*PROBLEM DESCRIPTION*.
Gather from the listing below each line that includes the word "letter", and copy it.

━━━ RECORDS TO USE

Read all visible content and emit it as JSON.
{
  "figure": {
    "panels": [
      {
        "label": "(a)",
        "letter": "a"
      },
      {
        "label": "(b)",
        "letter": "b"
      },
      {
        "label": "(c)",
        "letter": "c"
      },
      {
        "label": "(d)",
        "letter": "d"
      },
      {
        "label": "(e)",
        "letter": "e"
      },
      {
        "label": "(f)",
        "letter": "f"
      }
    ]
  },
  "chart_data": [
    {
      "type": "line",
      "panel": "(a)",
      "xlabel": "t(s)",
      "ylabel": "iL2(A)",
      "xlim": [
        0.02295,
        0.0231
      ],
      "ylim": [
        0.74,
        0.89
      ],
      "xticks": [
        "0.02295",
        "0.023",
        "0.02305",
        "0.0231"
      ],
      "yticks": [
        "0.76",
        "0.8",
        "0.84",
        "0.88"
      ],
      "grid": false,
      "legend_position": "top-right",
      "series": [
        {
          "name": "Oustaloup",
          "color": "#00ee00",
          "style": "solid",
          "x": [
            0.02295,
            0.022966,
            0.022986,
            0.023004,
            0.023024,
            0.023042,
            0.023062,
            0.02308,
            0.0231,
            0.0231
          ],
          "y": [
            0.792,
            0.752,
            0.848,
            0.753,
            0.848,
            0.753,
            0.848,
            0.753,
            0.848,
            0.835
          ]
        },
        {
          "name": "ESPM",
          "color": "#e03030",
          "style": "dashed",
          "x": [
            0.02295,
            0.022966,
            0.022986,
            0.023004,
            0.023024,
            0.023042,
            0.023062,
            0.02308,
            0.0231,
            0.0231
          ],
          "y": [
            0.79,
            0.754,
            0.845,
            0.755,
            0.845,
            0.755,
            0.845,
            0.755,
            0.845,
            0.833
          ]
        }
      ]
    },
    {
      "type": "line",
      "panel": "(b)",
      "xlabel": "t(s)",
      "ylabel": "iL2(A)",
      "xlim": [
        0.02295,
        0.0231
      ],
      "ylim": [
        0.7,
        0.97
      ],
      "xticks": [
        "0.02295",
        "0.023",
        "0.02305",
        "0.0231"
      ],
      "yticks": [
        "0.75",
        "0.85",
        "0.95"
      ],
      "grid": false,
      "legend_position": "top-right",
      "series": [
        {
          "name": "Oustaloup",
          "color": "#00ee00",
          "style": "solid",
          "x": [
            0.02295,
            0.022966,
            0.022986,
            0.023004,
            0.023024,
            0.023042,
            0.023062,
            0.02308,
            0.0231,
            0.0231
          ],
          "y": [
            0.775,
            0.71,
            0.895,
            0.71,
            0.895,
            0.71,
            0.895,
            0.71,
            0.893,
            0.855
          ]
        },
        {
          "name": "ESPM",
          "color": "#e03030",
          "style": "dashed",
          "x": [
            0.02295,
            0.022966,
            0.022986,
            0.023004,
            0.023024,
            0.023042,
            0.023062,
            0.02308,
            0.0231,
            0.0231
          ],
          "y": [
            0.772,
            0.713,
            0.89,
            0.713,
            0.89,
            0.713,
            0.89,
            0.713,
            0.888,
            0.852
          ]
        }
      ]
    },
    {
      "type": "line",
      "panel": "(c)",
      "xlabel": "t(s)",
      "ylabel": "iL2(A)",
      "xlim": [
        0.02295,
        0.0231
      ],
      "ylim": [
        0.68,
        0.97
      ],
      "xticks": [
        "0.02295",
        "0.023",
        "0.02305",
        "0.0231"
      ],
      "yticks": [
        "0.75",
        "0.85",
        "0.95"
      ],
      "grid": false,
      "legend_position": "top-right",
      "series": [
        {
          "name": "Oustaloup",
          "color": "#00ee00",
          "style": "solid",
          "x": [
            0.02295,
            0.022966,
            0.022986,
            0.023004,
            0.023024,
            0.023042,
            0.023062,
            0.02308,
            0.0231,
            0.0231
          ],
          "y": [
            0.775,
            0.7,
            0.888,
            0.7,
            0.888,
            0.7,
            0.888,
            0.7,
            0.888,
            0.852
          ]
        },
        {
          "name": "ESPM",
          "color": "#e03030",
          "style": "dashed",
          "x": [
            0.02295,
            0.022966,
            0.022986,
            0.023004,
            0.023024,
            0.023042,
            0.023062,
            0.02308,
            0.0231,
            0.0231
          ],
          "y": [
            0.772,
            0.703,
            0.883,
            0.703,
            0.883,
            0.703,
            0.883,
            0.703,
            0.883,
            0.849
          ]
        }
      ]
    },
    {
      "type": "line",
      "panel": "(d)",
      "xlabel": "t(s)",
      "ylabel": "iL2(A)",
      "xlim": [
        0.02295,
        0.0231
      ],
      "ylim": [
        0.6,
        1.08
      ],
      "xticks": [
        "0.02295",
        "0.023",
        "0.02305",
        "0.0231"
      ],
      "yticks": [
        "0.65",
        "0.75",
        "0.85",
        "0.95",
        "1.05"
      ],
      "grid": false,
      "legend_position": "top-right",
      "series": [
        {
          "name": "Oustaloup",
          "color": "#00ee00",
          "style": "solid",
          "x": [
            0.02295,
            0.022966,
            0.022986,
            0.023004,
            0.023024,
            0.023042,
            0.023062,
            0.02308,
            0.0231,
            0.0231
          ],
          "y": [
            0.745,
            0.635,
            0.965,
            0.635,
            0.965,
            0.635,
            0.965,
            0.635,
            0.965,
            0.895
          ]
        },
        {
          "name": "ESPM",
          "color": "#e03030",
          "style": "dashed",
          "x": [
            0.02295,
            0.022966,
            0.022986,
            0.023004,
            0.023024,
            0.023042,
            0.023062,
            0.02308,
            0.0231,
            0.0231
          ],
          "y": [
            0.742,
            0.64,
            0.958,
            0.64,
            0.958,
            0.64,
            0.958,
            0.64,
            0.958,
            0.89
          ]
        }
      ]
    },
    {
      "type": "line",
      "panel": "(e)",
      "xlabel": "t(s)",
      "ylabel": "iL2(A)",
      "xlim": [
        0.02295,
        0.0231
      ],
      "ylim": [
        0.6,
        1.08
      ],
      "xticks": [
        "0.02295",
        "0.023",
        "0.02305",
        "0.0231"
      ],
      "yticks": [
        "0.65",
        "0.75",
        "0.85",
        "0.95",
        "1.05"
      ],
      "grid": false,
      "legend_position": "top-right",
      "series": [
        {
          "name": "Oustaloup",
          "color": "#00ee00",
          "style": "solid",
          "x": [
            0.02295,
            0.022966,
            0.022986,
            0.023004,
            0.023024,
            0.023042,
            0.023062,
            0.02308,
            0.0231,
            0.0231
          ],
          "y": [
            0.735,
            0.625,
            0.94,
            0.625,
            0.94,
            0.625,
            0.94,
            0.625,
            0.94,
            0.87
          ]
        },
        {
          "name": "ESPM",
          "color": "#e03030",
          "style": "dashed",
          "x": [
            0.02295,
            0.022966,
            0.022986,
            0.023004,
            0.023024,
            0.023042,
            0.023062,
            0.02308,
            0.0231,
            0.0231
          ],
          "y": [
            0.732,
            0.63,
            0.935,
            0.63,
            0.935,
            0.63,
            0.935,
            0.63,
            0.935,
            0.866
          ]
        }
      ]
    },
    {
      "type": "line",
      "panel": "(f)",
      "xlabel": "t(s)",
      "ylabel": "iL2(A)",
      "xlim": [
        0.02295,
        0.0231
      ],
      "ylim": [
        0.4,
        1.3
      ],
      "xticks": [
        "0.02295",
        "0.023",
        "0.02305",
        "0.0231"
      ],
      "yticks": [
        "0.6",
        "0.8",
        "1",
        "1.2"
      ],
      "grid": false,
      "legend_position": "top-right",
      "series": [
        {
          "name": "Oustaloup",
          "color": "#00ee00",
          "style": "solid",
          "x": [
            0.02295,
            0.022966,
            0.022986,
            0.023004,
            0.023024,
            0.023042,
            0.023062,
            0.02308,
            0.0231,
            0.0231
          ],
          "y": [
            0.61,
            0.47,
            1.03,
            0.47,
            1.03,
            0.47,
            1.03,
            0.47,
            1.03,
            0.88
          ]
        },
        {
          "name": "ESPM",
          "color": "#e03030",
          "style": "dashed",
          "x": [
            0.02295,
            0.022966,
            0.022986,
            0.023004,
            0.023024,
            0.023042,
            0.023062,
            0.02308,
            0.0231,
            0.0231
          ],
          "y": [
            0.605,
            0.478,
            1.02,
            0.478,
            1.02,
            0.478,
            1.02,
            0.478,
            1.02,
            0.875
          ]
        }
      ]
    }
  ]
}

━━━━━━

*EXERCISE ANSWER*.
        "letter": "a"
        "letter": "b"
        "letter": "c"
        "letter": "d"
        "letter": "e"
        "letter": "f"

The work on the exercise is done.